### Records to use

________________

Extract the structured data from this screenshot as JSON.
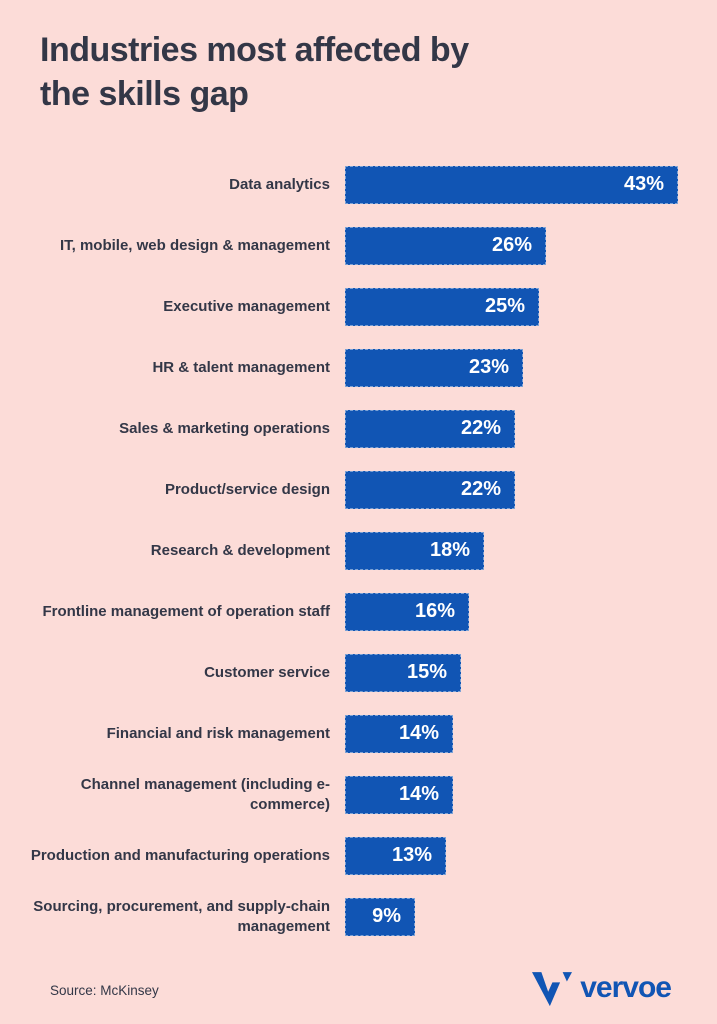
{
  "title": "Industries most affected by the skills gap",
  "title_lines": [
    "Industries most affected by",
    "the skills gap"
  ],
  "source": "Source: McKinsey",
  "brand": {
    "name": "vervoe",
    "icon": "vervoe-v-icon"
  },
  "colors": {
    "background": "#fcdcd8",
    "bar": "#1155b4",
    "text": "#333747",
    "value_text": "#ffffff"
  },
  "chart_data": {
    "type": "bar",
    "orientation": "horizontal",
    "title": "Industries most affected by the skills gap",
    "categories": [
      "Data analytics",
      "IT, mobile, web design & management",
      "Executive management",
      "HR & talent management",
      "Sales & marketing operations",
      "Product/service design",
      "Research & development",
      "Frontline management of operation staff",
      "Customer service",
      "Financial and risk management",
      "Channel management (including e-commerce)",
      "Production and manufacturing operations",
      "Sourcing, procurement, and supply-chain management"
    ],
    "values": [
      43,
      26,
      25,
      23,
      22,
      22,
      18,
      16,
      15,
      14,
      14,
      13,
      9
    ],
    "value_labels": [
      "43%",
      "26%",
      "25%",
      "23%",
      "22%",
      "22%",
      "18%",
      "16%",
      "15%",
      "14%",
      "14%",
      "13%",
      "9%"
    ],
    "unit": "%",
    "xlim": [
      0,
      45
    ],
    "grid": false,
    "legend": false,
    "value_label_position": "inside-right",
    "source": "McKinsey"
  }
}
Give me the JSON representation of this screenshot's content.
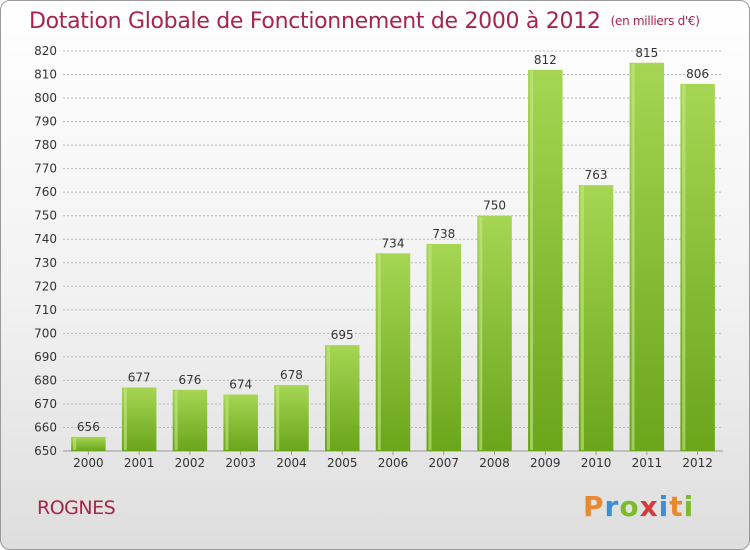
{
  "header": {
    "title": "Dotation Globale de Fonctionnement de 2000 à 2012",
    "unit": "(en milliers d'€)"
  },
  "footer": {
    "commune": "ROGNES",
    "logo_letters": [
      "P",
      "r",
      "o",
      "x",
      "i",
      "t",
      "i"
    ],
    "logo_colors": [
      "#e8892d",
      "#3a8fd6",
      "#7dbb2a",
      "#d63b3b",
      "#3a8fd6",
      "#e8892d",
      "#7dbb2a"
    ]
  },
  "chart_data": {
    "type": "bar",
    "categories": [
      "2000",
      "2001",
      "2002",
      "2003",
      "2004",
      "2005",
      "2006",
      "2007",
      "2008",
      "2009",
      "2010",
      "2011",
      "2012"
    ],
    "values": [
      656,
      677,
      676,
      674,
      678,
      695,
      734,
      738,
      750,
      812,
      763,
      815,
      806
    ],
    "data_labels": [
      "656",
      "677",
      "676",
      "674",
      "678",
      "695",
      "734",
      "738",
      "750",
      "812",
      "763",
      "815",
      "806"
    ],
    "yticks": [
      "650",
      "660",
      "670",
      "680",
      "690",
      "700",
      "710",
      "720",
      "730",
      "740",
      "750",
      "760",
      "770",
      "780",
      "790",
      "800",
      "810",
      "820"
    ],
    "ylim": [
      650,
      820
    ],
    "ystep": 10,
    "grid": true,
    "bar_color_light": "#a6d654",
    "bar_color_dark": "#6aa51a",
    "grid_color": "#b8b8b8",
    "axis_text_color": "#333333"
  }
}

________________

Reproduce each line of the entries in which the word "affected" is found.

### Result for this task
  "title": "Industries most affected by the skills gap",
    "Industries most affected by",
    "title": "Industries most affected by the skills gap",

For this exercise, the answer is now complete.